(begin)

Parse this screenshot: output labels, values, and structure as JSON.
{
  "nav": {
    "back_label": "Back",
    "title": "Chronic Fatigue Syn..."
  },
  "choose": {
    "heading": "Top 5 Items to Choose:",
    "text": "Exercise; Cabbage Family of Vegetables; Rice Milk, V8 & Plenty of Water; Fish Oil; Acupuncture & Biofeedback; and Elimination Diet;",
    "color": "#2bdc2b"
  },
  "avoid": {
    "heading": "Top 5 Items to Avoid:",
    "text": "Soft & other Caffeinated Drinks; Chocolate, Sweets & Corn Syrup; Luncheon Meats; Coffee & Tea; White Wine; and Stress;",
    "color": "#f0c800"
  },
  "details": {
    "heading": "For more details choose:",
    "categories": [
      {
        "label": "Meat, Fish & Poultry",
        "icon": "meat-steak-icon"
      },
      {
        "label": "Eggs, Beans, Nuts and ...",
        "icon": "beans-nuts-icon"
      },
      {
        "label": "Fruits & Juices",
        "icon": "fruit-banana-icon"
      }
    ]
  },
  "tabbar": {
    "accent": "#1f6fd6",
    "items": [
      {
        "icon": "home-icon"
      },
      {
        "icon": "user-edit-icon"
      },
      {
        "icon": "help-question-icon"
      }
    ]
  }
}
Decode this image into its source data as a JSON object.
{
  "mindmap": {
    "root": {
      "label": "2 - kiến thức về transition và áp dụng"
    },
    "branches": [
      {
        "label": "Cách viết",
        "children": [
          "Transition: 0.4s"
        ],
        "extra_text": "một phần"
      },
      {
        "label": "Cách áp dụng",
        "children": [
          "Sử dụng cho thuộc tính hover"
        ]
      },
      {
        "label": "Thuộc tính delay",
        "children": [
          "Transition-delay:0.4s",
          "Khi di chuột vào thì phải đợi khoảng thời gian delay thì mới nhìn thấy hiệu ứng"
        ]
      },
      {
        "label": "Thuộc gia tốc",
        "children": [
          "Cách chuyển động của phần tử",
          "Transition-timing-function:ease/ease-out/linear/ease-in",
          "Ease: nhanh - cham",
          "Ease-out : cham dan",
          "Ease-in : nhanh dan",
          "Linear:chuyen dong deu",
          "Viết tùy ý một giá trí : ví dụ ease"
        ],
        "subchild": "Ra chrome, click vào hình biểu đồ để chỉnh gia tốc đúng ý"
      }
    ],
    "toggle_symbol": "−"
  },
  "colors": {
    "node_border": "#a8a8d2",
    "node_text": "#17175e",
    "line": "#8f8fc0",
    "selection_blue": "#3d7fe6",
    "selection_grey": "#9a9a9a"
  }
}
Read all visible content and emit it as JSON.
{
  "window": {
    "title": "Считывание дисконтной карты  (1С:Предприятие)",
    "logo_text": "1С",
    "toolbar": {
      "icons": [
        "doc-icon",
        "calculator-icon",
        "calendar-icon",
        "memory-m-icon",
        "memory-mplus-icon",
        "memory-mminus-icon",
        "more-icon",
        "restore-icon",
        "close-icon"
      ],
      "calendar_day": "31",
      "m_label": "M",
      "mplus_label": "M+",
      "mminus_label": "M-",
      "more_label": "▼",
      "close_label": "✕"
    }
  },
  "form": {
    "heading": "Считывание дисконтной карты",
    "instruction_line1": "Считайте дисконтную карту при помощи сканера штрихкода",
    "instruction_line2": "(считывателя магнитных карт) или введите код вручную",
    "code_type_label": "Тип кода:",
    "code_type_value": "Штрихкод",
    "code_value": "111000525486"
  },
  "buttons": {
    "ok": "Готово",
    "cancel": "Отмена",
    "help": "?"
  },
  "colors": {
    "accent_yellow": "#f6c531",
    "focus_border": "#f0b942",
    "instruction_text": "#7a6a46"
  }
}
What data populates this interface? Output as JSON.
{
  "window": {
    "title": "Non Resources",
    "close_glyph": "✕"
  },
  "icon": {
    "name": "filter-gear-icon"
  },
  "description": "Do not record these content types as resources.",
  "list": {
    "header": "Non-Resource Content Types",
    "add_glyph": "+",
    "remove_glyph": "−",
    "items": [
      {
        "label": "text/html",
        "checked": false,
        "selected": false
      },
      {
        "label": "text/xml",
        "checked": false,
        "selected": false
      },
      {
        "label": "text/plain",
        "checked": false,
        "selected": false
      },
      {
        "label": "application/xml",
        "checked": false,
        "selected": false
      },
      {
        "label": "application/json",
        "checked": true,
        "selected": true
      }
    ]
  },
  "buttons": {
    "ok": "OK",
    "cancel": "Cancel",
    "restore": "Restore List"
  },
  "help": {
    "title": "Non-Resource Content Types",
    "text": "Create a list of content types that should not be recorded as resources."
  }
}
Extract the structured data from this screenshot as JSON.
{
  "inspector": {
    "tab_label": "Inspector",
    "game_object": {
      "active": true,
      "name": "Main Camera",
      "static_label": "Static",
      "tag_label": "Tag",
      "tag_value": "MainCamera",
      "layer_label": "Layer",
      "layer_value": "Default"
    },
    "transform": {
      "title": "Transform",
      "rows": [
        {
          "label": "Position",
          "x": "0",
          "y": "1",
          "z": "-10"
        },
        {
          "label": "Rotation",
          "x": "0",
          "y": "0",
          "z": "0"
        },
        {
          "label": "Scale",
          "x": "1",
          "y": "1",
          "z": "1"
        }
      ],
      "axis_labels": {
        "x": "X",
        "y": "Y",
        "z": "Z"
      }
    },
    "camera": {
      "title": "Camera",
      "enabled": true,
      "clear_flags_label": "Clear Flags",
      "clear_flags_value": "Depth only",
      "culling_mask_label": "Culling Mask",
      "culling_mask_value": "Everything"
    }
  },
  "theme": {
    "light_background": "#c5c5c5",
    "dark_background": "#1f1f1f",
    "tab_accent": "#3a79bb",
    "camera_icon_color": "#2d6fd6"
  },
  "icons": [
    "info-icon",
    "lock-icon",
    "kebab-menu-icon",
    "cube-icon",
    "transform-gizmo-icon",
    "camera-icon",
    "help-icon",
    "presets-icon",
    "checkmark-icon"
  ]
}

(end)

- [WHAT YOU SHOULD DO]:
Reproduce the whole listing word for word.

- [EXPECTED ANSWER]:
Parse this screenshot: output labels, values, and structure as JSON.
{
  "nav": {
    "back_label": "Back",
    "title": "Chronic Fatigue Syn..."
  },
  "choose": {
    "heading": "Top 5 Items to Choose:",
    "text": "Exercise; Cabbage Family of Vegetables; Rice Milk, V8 & Plenty of Water; Fish Oil; Acupuncture & Biofeedback; and Elimination Diet;",
    "color": "#2bdc2b"
  },
  "avoid": {
    "heading": "Top 5 Items to Avoid:",
    "text": "Soft & other Caffeinated Drinks; Chocolate, Sweets & Corn Syrup; Luncheon Meats; Coffee & Tea; White Wine; and Stress;",
    "color": "#f0c800"
  },
  "details": {
    "heading": "For more details choose:",
    "categories": [
      {
        "label": "Meat, Fish & Poultry",
        "icon": "meat-steak-icon"
      },
      {
        "label": "Eggs, Beans, Nuts and ...",
        "icon": "beans-nuts-icon"
      },
      {
        "label": "Fruits & Juices",
        "icon": "fruit-banana-icon"
      }
    ]
  },
  "tabbar": {
    "accent": "#1f6fd6",
    "items": [
      {
        "icon": "home-icon"
      },
      {
        "icon": "user-edit-icon"
      },
      {
        "icon": "help-question-icon"
      }
    ]
  }
}
Decode this image into its source data as a JSON object.
{
  "mindmap": {
    "root": {
      "label": "2 - kiến thức về transition và áp dụng"
    },
    "branches": [
      {
        "label": "Cách viết",
        "children": [
          "Transition: 0.4s"
        ],
        "extra_text": "một phần"
      },
      {
        "label": "Cách áp dụng",
        "children": [
          "Sử dụng cho thuộc tính hover"
        ]
      },
      {
        "label": "Thuộc tính delay",
        "children": [
          "Transition-delay:0.4s",
          "Khi di chuột vào thì phải đợi khoảng thời gian delay thì mới nhìn thấy hiệu ứng"
        ]
      },
      {
        "label": "Thuộc gia tốc",
        "children": [
          "Cách chuyển động của phần tử",
          "Transition-timing-function:ease/ease-out/linear/ease-in",
          "Ease: nhanh - cham",
          "Ease-out : cham dan",
          "Ease-in : nhanh dan",
          "Linear:chuyen dong deu",
          "Viết tùy ý một giá trí : ví dụ ease"
        ],
        "subchild": "Ra chrome, click vào hình biểu đồ để chỉnh gia tốc đúng ý"
      }
    ],
    "toggle_symbol": "−"
  },
  "colors": {
    "node_border": "#a8a8d2",
    "node_text": "#17175e",
    "line": "#8f8fc0",
    "selection_blue": "#3d7fe6",
    "selection_grey": "#9a9a9a"
  }
}
Read all visible content and emit it as JSON.
{
  "window": {
    "title": "Считывание дисконтной карты  (1С:Предприятие)",
    "logo_text": "1С",
    "toolbar": {
      "icons": [
        "doc-icon",
        "calculator-icon",
        "calendar-icon",
        "memory-m-icon",
        "memory-mplus-icon",
        "memory-mminus-icon",
        "more-icon",
        "restore-icon",
        "close-icon"
      ],
      "calendar_day": "31",
      "m_label": "M",
      "mplus_label": "M+",
      "mminus_label": "M-",
      "more_label": "▼",
      "close_label": "✕"
    }
  },
  "form": {
    "heading": "Считывание дисконтной карты",
    "instruction_line1": "Считайте дисконтную карту при помощи сканера штрихкода",
    "instruction_line2": "(считывателя магнитных карт) или введите код вручную",
    "code_type_label": "Тип кода:",
    "code_type_value": "Штрихкод",
    "code_value": "111000525486"
  },
  "buttons": {
    "ok": "Готово",
    "cancel": "Отмена",
    "help": "?"
  },
  "colors": {
    "accent_yellow": "#f6c531",
    "focus_border": "#f0b942",
    "instruction_text": "#7a6a46"
  }
}
What data populates this interface? Output as JSON.
{
  "window": {
    "title": "Non Resources",
    "close_glyph": "✕"
  },
  "icon": {
    "name": "filter-gear-icon"
  },
  "description": "Do not record these content types as resources.",
  "list": {
    "header": "Non-Resource Content Types",
    "add_glyph": "+",
    "remove_glyph": "−",
    "items": [
      {
        "label": "text/html",
        "checked": false,
        "selected": false
      },
      {
        "label": "text/xml",
        "checked": false,
        "selected": false
      },
      {
        "label": "text/plain",
        "checked": false,
        "selected": false
      },
      {
        "label": "application/xml",
        "checked": false,
        "selected": false
      },
      {
        "label": "application/json",
        "checked": true,
        "selected": true
      }
    ]
  },
  "buttons": {
    "ok": "OK",
    "cancel": "Cancel",
    "restore": "Restore List"
  },
  "help": {
    "title": "Non-Resource Content Types",
    "text": "Create a list of content types that should not be recorded as resources."
  }
}
Extract the structured data from this screenshot as JSON.
{
  "inspector": {
    "tab_label": "Inspector",
    "game_object": {
      "active": true,
      "name": "Main Camera",
      "static_label": "Static",
      "tag_label": "Tag",
      "tag_value": "MainCamera",
      "layer_label": "Layer",
      "layer_value": "Default"
    },
    "transform": {
      "title": "Transform",
      "rows": [
        {
          "label": "Position",
          "x": "0",
          "y": "1",
          "z": "-10"
        },
        {
          "label": "Rotation",
          "x": "0",
          "y": "0",
          "z": "0"
        },
        {
          "label": "Scale",
          "x": "1",
          "y": "1",
          "z": "1"
        }
      ],
      "axis_labels": {
        "x": "X",
        "y": "Y",
        "z": "Z"
      }
    },
    "camera": {
      "title": "Camera",
      "enabled": true,
      "clear_flags_label": "Clear Flags",
      "clear_flags_value": "Depth only",
      "culling_mask_label": "Culling Mask",
      "culling_mask_value": "Everything"
    }
  },
  "theme": {
    "light_background": "#c5c5c5",
    "dark_background": "#1f1f1f",
    "tab_accent": "#3a79bb",
    "camera_icon_color": "#2d6fd6"
  },
  "icons": [
    "info-icon",
    "lock-icon",
    "kebab-menu-icon",
    "cube-icon",
    "transform-gizmo-icon",
    "camera-icon",
    "help-icon",
    "presets-icon",
    "checkmark-icon"
  ]
}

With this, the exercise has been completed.